• WHAT NEEDS TO BE DONE: Lines that include the word "据此完成下面小题" are the ones to copy.

⟨

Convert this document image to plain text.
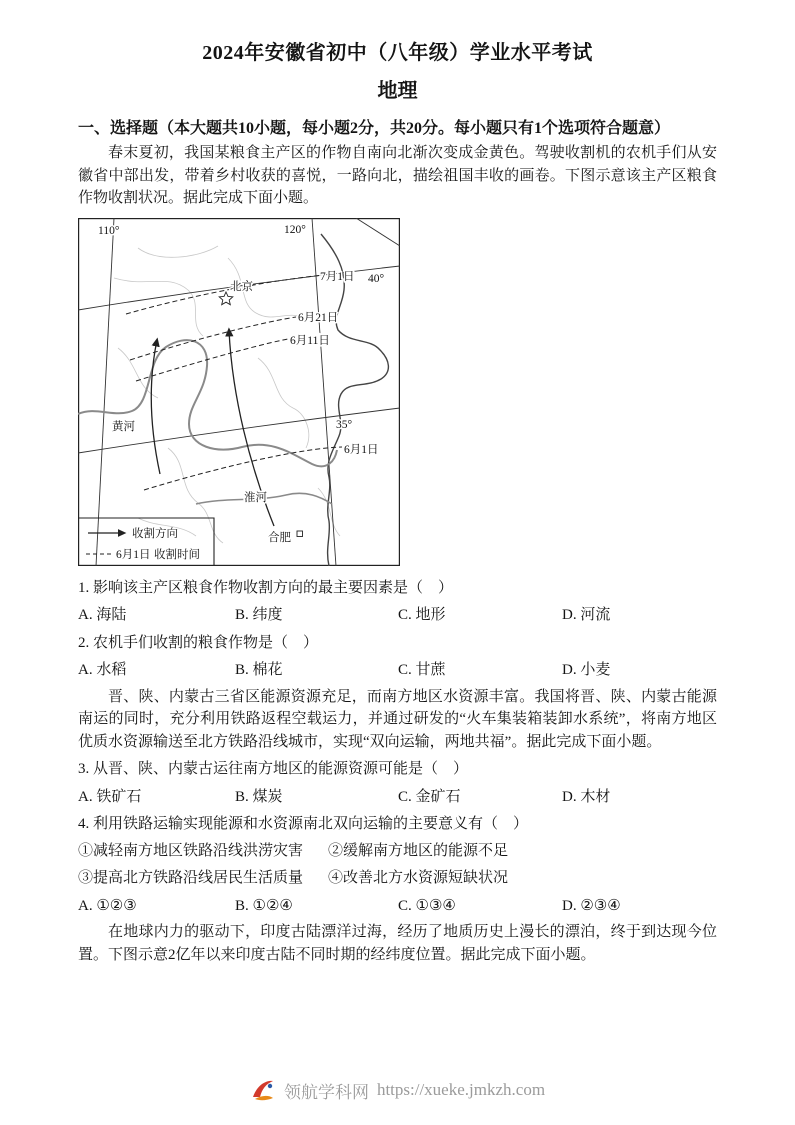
2024年安徽省初中（八年级）学业水平考试
地理
一、选择题（本大题共10小题，每小题2分，共20分。每小题只有1个选项符合题意）

春末夏初，我国某粮食主产区的作物自南向北渐次变成金黄色。驾驶收割机的农机手们从安徽省中部出发，带着乡村收获的喜悦，一路向北，描绘祖国丰收的画卷。下图示意该主产区粮食作物收割状况。据此完成下面小题。

110°	120°
40°
35°
7月1日
6月21日
6月11日
6月1日
北京
黄河
淮河
合肥
收割方向
6月1日 收割时间
1. 影响该主产区粮食作物收割方向的最主要因素是（　）
A. 海陆	B. 纬度	C. 地形	D. 河流
2. 农机手们收割的粮食作物是（　）
A. 水稻	B. 棉花	C. 甘蔗	D. 小麦

晋、陕、内蒙古三省区能源资源充足，而南方地区水资源丰富。我国将晋、陕、内蒙古能源南运的同时，充分利用铁路返程空载运力，并通过研发的“火车集装箱装卸水系统”，将南方地区优质水资源输送至北方铁路沿线城市，实现“双向运输，两地共福”。据此完成下面小题。

3. 从晋、陕、内蒙古运往南方地区的能源资源可能是（　）
A. 铁矿石	B. 煤炭	C. 金矿石	D. 木材
4. 利用铁路运输实现能源和水资源南北双向运输的主要意义有（　）
①减轻南方地区铁路沿线洪涝灾害	②缓解南方地区的能源不足
③提高北方铁路沿线居民生活质量	④改善北方水资源短缺状况
A. ①②③	B. ①②④	C. ①③④	D. ②③④

在地球内力的驱动下，印度古陆漂洋过海，经历了地质历史上漫长的漂泊，终于到达现今位置。下图示意2亿年以来印度古陆不同时期的经纬度位置。据此完成下面小题。

领航学科网 https://xueke.jmkzh.com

⟩

• THE ANSWER:
春末夏初，我国某粮食主产区的作物自南向北渐次变成金黄色。驾驶收割机的农机手们从安徽省中部出发，带着乡村收获的喜悦，一路向北，描绘祖国丰收的画卷。下图示意该主产区粮食作物收割状况。据此完成下面小题。
晋、陕、内蒙古三省区能源资源充足，而南方地区水资源丰富。我国将晋、陕、内蒙古能源南运的同时，充分利用铁路返程空载运力，并通过研发的“火车集装箱装卸水系统”，将南方地区优质水资源输送至北方铁路沿线城市，实现“双向运输，两地共福”。据此完成下面小题。
在地球内力的驱动下，印度古陆漂洋过海，经历了地质历史上漫长的漂泊，终于到达现今位置。下图示意2亿年以来印度古陆不同时期的经纬度位置。据此完成下面小题。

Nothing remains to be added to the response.